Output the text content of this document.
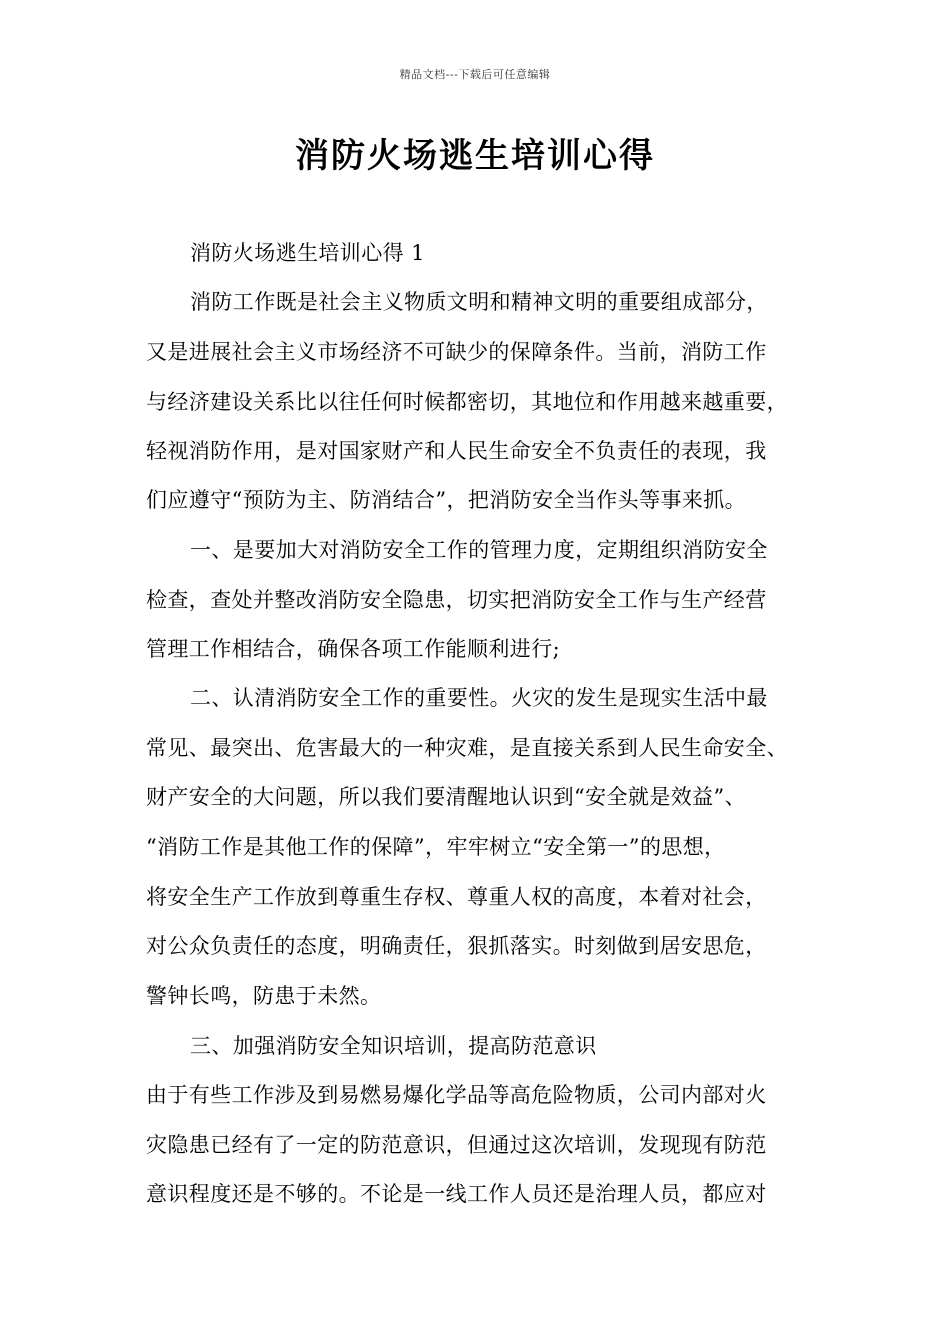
精品文档---下载后可任意编辑
消防火场逃生培训心得
消防火场逃生培训心得 1
消防工作既是社会主义物质文明和精神文明的重要组成部分，
又是进展社会主义市场经济不可缺少的保障条件。当前，消防工作
与经济建设关系比以往任何时候都密切，其地位和作用越来越重要，
轻视消防作用，是对国家财产和人民生命安全不负责任的表现，我
们应遵守“预防为主、防消结合”，把消防安全当作头等事来抓。
一、是要加大对消防安全工作的管理力度，定期组织消防安全
检查，查处并整改消防安全隐患，切实把消防安全工作与生产经营
管理工作相结合，确保各项工作能顺利进行;
二、认清消防安全工作的重要性。火灾的发生是现实生活中最
常见、最突出、危害最大的一种灾难，是直接关系到人民生命安全、
财产安全的大问题，所以我们要清醒地认识到“安全就是效益”、
“消防工作是其他工作的保障”，牢牢树立“安全第一”的思想，
将安全生产工作放到尊重生存权、尊重人权的高度，本着对社会，
对公众负责任的态度，明确责任，狠抓落实。时刻做到居安思危，
警钟长鸣，防患于未然。
三、加强消防安全知识培训，提高防范意识
由于有些工作涉及到易燃易爆化学品等高危险物质，公司内部对火
灾隐患已经有了一定的防范意识，但通过这次培训，发现现有防范
意识程度还是不够的。不论是一线工作人员还是治理人员，都应对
——————
> Problem requirements
All of the records need repeating exactly, except for the pictures.

> Answer to the exercise
Output the text content of this document.
精品文档---下载后可任意编辑
消防火场逃生培训心得
消防火场逃生培训心得 1
消防工作既是社会主义物质文明和精神文明的重要组成部分，
又是进展社会主义市场经济不可缺少的保障条件。当前，消防工作
与经济建设关系比以往任何时候都密切，其地位和作用越来越重要，
轻视消防作用，是对国家财产和人民生命安全不负责任的表现，我
们应遵守“预防为主、防消结合”，把消防安全当作头等事来抓。
一、是要加大对消防安全工作的管理力度，定期组织消防安全
检查，查处并整改消防安全隐患，切实把消防安全工作与生产经营
管理工作相结合，确保各项工作能顺利进行;
二、认清消防安全工作的重要性。火灾的发生是现实生活中最
常见、最突出、危害最大的一种灾难，是直接关系到人民生命安全、
财产安全的大问题，所以我们要清醒地认识到“安全就是效益”、
“消防工作是其他工作的保障”，牢牢树立“安全第一”的思想，
将安全生产工作放到尊重生存权、尊重人权的高度，本着对社会，
对公众负责任的态度，明确责任，狠抓落实。时刻做到居安思危，
警钟长鸣，防患于未然。
三、加强消防安全知识培训，提高防范意识
由于有些工作涉及到易燃易爆化学品等高危险物质，公司内部对火
灾隐患已经有了一定的防范意识，但通过这次培训，发现现有防范
意识程度还是不够的。不论是一线工作人员还是治理人员，都应对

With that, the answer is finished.